> **YOUR INSTRUCTIONS**: Your task is to repeat the listing exactly.

Extracted records:

···

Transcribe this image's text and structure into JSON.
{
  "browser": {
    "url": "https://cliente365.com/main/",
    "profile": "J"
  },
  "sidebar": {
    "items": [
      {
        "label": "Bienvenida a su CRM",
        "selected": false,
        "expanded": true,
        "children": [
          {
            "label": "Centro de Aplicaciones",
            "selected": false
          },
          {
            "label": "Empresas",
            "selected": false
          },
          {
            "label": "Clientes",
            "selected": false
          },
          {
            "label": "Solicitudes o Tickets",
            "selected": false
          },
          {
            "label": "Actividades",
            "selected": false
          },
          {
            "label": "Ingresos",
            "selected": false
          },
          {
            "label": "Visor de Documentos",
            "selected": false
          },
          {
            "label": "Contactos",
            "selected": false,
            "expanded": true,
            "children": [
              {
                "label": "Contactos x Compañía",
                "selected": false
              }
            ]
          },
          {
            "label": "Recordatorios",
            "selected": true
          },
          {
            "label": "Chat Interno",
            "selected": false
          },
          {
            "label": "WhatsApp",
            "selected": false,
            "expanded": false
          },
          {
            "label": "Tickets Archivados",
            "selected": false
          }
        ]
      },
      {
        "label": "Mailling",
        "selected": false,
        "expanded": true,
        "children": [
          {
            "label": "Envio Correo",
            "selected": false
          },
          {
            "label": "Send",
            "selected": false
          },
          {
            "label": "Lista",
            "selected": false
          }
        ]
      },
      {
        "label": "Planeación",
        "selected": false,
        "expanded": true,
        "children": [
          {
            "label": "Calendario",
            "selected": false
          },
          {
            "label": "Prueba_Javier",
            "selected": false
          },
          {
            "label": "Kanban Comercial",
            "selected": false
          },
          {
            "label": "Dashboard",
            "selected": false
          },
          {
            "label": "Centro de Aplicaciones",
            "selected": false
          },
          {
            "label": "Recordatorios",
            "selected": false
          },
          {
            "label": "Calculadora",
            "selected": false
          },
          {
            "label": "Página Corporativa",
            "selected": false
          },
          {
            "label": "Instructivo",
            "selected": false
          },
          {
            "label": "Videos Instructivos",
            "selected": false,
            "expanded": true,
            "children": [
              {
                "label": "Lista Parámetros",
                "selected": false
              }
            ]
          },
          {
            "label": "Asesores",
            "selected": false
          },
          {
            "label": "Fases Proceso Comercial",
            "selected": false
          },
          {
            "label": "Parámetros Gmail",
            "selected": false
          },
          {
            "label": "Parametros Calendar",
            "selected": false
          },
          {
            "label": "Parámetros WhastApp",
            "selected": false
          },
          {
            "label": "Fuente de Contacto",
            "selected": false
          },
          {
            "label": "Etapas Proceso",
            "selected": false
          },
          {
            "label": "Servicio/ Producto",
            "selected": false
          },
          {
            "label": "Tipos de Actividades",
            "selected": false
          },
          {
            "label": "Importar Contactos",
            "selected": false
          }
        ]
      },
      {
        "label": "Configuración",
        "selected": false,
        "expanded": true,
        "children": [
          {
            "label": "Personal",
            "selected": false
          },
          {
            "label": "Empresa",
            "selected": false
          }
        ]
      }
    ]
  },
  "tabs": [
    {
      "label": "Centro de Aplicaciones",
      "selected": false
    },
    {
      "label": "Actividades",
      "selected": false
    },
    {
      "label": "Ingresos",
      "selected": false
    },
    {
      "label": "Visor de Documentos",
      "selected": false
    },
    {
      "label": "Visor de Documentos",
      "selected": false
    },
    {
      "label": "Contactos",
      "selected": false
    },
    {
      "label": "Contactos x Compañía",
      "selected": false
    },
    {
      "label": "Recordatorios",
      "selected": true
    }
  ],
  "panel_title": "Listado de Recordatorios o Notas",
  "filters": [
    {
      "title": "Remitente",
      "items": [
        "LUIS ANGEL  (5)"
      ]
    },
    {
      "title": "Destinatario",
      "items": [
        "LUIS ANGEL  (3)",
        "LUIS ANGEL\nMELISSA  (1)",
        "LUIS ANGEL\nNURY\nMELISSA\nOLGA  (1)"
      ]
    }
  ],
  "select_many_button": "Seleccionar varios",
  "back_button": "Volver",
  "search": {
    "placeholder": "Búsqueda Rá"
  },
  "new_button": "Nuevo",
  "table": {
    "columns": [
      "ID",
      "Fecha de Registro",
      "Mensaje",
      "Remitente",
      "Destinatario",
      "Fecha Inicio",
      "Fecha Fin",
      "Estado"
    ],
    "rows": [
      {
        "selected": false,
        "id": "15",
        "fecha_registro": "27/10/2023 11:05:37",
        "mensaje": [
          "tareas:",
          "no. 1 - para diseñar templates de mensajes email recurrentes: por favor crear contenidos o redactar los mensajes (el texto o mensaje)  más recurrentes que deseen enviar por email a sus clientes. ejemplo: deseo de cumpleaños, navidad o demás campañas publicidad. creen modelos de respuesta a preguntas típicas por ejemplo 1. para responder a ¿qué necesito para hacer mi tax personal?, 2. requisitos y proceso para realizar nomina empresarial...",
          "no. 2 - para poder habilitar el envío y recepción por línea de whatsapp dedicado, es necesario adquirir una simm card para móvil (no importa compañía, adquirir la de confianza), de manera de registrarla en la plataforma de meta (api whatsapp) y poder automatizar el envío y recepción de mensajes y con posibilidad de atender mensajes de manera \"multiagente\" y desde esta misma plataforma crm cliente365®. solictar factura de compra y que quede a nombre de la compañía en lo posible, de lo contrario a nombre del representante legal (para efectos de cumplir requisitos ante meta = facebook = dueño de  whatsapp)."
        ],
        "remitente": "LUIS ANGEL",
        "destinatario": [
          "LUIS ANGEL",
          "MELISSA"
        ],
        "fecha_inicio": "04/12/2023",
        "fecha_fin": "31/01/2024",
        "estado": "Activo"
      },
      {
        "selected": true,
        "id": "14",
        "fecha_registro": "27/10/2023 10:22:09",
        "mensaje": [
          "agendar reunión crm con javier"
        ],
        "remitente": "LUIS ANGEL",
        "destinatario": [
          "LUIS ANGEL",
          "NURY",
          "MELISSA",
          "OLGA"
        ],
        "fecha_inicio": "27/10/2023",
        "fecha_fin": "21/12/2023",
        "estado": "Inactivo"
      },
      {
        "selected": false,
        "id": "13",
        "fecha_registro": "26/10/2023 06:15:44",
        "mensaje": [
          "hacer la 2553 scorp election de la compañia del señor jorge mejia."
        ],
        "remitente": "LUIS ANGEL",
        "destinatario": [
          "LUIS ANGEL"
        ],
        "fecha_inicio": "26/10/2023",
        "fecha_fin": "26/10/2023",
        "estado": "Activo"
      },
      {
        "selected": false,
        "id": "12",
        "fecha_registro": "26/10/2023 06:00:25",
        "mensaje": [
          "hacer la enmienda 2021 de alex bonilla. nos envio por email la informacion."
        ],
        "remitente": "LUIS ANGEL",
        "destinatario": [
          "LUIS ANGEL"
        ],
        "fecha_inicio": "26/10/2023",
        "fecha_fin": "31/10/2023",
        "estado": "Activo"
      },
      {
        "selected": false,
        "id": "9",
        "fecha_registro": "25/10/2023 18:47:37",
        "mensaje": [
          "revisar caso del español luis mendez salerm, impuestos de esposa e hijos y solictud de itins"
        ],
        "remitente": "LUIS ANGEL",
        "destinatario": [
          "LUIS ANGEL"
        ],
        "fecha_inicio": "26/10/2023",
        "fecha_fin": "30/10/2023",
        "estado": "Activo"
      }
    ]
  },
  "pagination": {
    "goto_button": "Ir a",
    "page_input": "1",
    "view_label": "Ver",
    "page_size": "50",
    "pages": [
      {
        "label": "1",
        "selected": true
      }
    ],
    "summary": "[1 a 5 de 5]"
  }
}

···

> **EXERCISE SOLUTION**:
Transcribe this image's text and structure into JSON.
{
  "browser": {
    "url": "https://cliente365.com/main/",
    "profile": "J"
  },
  "sidebar": {
    "items": [
      {
        "label": "Bienvenida a su CRM",
        "selected": false,
        "expanded": true,
        "children": [
          {
            "label": "Centro de Aplicaciones",
            "selected": false
          },
          {
            "label": "Empresas",
            "selected": false
          },
          {
            "label": "Clientes",
            "selected": false
          },
          {
            "label": "Solicitudes o Tickets",
            "selected": false
          },
          {
            "label": "Actividades",
            "selected": false
          },
          {
            "label": "Ingresos",
            "selected": false
          },
          {
            "label": "Visor de Documentos",
            "selected": false
          },
          {
            "label": "Contactos",
            "selected": false,
            "expanded": true,
            "children": [
              {
                "label": "Contactos x Compañía",
                "selected": false
              }
            ]
          },
          {
            "label": "Recordatorios",
            "selected": true
          },
          {
            "label": "Chat Interno",
            "selected": false
          },
          {
            "label": "WhatsApp",
            "selected": false,
            "expanded": false
          },
          {
            "label": "Tickets Archivados",
            "selected": false
          }
        ]
      },
      {
        "label": "Mailling",
        "selected": false,
        "expanded": true,
        "children": [
          {
            "label": "Envio Correo",
            "selected": false
          },
          {
            "label": "Send",
            "selected": false
          },
          {
            "label": "Lista",
            "selected": false
          }
        ]
      },
      {
        "label": "Planeación",
        "selected": false,
        "expanded": true,
        "children": [
          {
            "label": "Calendario",
            "selected": false
          },
          {
            "label": "Prueba_Javier",
            "selected": false
          },
          {
            "label": "Kanban Comercial",
            "selected": false
          },
          {
            "label": "Dashboard",
            "selected": false
          },
          {
            "label": "Centro de Aplicaciones",
            "selected": false
          },
          {
            "label": "Recordatorios",
            "selected": false
          },
          {
            "label": "Calculadora",
            "selected": false
          },
          {
            "label": "Página Corporativa",
            "selected": false
          },
          {
            "label": "Instructivo",
            "selected": false
          },
          {
            "label": "Videos Instructivos",
            "selected": false,
            "expanded": true,
            "children": [
              {
                "label": "Lista Parámetros",
                "selected": false
              }
            ]
          },
          {
            "label": "Asesores",
            "selected": false
          },
          {
            "label": "Fases Proceso Comercial",
            "selected": false
          },
          {
            "label": "Parámetros Gmail",
            "selected": false
          },
          {
            "label": "Parametros Calendar",
            "selected": false
          },
          {
            "label": "Parámetros WhastApp",
            "selected": false
          },
          {
            "label": "Fuente de Contacto",
            "selected": false
          },
          {
            "label": "Etapas Proceso",
            "selected": false
          },
          {
            "label": "Servicio/ Producto",
            "selected": false
          },
          {
            "label": "Tipos de Actividades",
            "selected": false
          },
          {
            "label": "Importar Contactos",
            "selected": false
          }
        ]
      },
      {
        "label": "Configuración",
        "selected": false,
        "expanded": true,
        "children": [
          {
            "label": "Personal",
            "selected": false
          },
          {
            "label": "Empresa",
            "selected": false
          }
        ]
      }
    ]
  },
  "tabs": [
    {
      "label": "Centro de Aplicaciones",
      "selected": false
    },
    {
      "label": "Actividades",
      "selected": false
    },
    {
      "label": "Ingresos",
      "selected": false
    },
    {
      "label": "Visor de Documentos",
      "selected": false
    },
    {
      "label": "Visor de Documentos",
      "selected": false
    },
    {
      "label": "Contactos",
      "selected": false
    },
    {
      "label": "Contactos x Compañía",
      "selected": false
    },
    {
      "label": "Recordatorios",
      "selected": true
    }
  ],
  "panel_title": "Listado de Recordatorios o Notas",
  "filters": [
    {
      "title": "Remitente",
      "items": [
        "LUIS ANGEL  (5)"
      ]
    },
    {
      "title": "Destinatario",
      "items": [
        "LUIS ANGEL  (3)",
        "LUIS ANGEL\nMELISSA  (1)",
        "LUIS ANGEL\nNURY\nMELISSA\nOLGA  (1)"
      ]
    }
  ],
  "select_many_button": "Seleccionar varios",
  "back_button": "Volver",
  "search": {
    "placeholder": "Búsqueda Rá"
  },
  "new_button": "Nuevo",
  "table": {
    "columns": [
      "ID",
      "Fecha de Registro",
      "Mensaje",
      "Remitente",
      "Destinatario",
      "Fecha Inicio",
      "Fecha Fin",
      "Estado"
    ],
    "rows": [
      {
        "selected": false,
        "id": "15",
        "fecha_registro": "27/10/2023 11:05:37",
        "mensaje": [
          "tareas:",
          "no. 1 - para diseñar templates de mensajes email recurrentes: por favor crear contenidos o redactar los mensajes (el texto o mensaje)  más recurrentes que deseen enviar por email a sus clientes. ejemplo: deseo de cumpleaños, navidad o demás campañas publicidad. creen modelos de respuesta a preguntas típicas por ejemplo 1. para responder a ¿qué necesito para hacer mi tax personal?, 2. requisitos y proceso para realizar nomina empresarial...",
          "no. 2 - para poder habilitar el envío y recepción por línea de whatsapp dedicado, es necesario adquirir una simm card para móvil (no importa compañía, adquirir la de confianza), de manera de registrarla en la plataforma de meta (api whatsapp) y poder automatizar el envío y recepción de mensajes y con posibilidad de atender mensajes de manera \"multiagente\" y desde esta misma plataforma crm cliente365®. solictar factura de compra y que quede a nombre de la compañía en lo posible, de lo contrario a nombre del representante legal (para efectos de cumplir requisitos ante meta = facebook = dueño de  whatsapp)."
        ],
        "remitente": "LUIS ANGEL",
        "destinatario": [
          "LUIS ANGEL",
          "MELISSA"
        ],
        "fecha_inicio": "04/12/2023",
        "fecha_fin": "31/01/2024",
        "estado": "Activo"
      },
      {
        "selected": true,
        "id": "14",
        "fecha_registro": "27/10/2023 10:22:09",
        "mensaje": [
          "agendar reunión crm con javier"
        ],
        "remitente": "LUIS ANGEL",
        "destinatario": [
          "LUIS ANGEL",
          "NURY",
          "MELISSA",
          "OLGA"
        ],
        "fecha_inicio": "27/10/2023",
        "fecha_fin": "21/12/2023",
        "estado": "Inactivo"
      },
      {
        "selected": false,
        "id": "13",
        "fecha_registro": "26/10/2023 06:15:44",
        "mensaje": [
          "hacer la 2553 scorp election de la compañia del señor jorge mejia."
        ],
        "remitente": "LUIS ANGEL",
        "destinatario": [
          "LUIS ANGEL"
        ],
        "fecha_inicio": "26/10/2023",
        "fecha_fin": "26/10/2023",
        "estado": "Activo"
      },
      {
        "selected": false,
        "id": "12",
        "fecha_registro": "26/10/2023 06:00:25",
        "mensaje": [
          "hacer la enmienda 2021 de alex bonilla. nos envio por email la informacion."
        ],
        "remitente": "LUIS ANGEL",
        "destinatario": [
          "LUIS ANGEL"
        ],
        "fecha_inicio": "26/10/2023",
        "fecha_fin": "31/10/2023",
        "estado": "Activo"
      },
      {
        "selected": false,
        "id": "9",
        "fecha_registro": "25/10/2023 18:47:37",
        "mensaje": [
          "revisar caso del español luis mendez salerm, impuestos de esposa e hijos y solictud de itins"
        ],
        "remitente": "LUIS ANGEL",
        "destinatario": [
          "LUIS ANGEL"
        ],
        "fecha_inicio": "26/10/2023",
        "fecha_fin": "30/10/2023",
        "estado": "Activo"
      }
    ]
  },
  "pagination": {
    "goto_button": "Ir a",
    "page_input": "1",
    "view_label": "Ver",
    "page_size": "50",
    "pages": [
      {
        "label": "1",
        "selected": true
      }
    ],
    "summary": "[1 a 5 de 5]"
  }
}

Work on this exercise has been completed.